### What is being asked:
Identify the lines that contain the word "name", then copy them.

### Material shown:
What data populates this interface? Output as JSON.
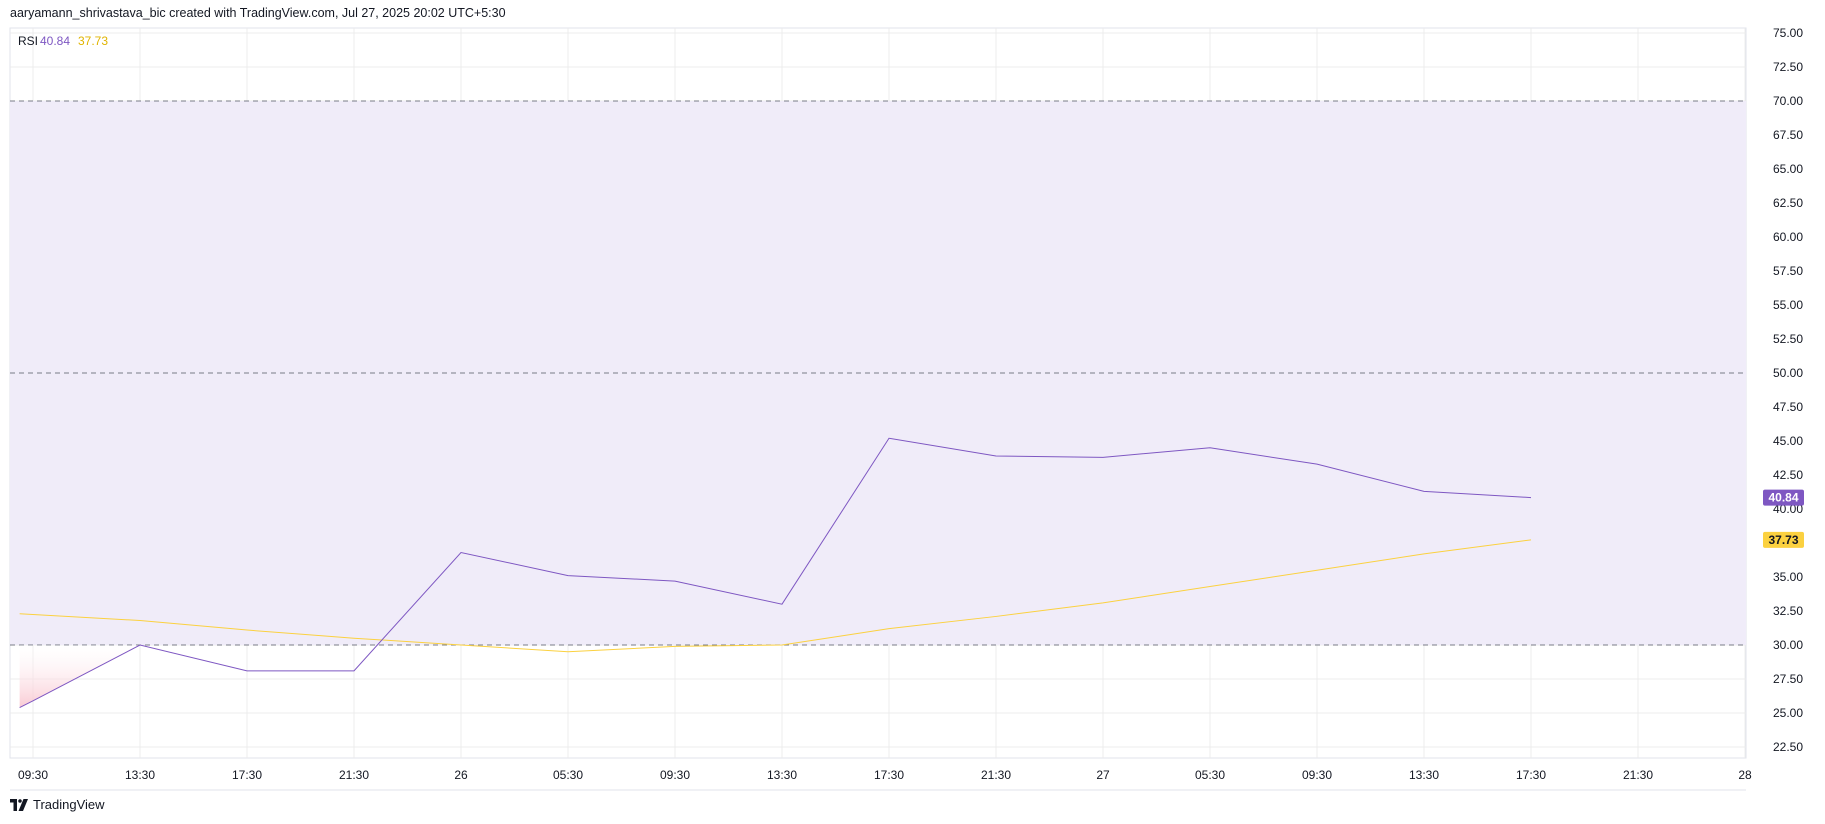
{
  "header": {
    "attribution": "aaryamann_shrivastava_bic created with TradingView.com, Jul 27, 2025 20:02 UTC+5:30"
  },
  "brand": {
    "name": "TradingView",
    "icon": "tradingview-logo-icon"
  },
  "colors": {
    "rsi": "#7e57c2",
    "rsi_ma": "#fbd140",
    "band_fill": "#f0ecf9",
    "oversold_fill": "#fde4e8",
    "grid": "#ececec",
    "level_line": "#787b86",
    "text": "#131722"
  },
  "chart_data": {
    "type": "line",
    "indicator": "RSI",
    "legend": {
      "label": "RSI",
      "rsi_value": "40.84",
      "ma_value": "37.73"
    },
    "x_ticks": [
      "09:30",
      "13:30",
      "17:30",
      "21:30",
      "26",
      "05:30",
      "09:30",
      "13:30",
      "17:30",
      "21:30",
      "27",
      "05:30",
      "09:30",
      "13:30",
      "17:30",
      "21:30",
      "28"
    ],
    "x_axis_start": 9.5,
    "x_axis_step_hours": 4,
    "y_ticks": [
      "22.50",
      "25.00",
      "27.50",
      "30.00",
      "32.50",
      "35.00",
      "37.50",
      "40.00",
      "42.50",
      "45.00",
      "47.50",
      "50.00",
      "52.50",
      "55.00",
      "57.50",
      "60.00",
      "62.50",
      "65.00",
      "67.50",
      "70.00",
      "72.50",
      "75.00"
    ],
    "ylim": [
      22.5,
      75
    ],
    "levels": {
      "upper": 70,
      "middle": 50,
      "lower": 30
    },
    "series": [
      {
        "name": "RSI",
        "x_hours": [
          9,
          9.5,
          13.5,
          17.5,
          21.5,
          25.5,
          29.5,
          33.5,
          37.5,
          41.5,
          45.5,
          49.5,
          53.5,
          57.5,
          61.5,
          65.5
        ],
        "values": [
          25.4,
          25.9,
          30.0,
          28.1,
          28.1,
          36.8,
          35.1,
          34.7,
          33.0,
          45.2,
          43.9,
          43.8,
          44.5,
          43.3,
          41.3,
          40.84
        ]
      },
      {
        "name": "RSI MA",
        "x_hours": [
          9,
          13.5,
          17.5,
          21.5,
          25.5,
          29.5,
          33.5,
          37.5,
          41.5,
          45.5,
          49.5,
          53.5,
          57.5,
          61.5,
          65.5
        ],
        "values": [
          32.3,
          31.8,
          31.1,
          30.5,
          30.0,
          29.5,
          29.9,
          30.0,
          31.2,
          32.1,
          33.1,
          34.3,
          35.5,
          36.7,
          37.73
        ]
      }
    ],
    "last_labels": {
      "rsi": "40.84",
      "ma": "37.73"
    },
    "grid": true,
    "legend_position": "top-left"
  }
}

### Task solution:
    "name": "TradingView",
        "name": "RSI",
        "name": "RSI MA",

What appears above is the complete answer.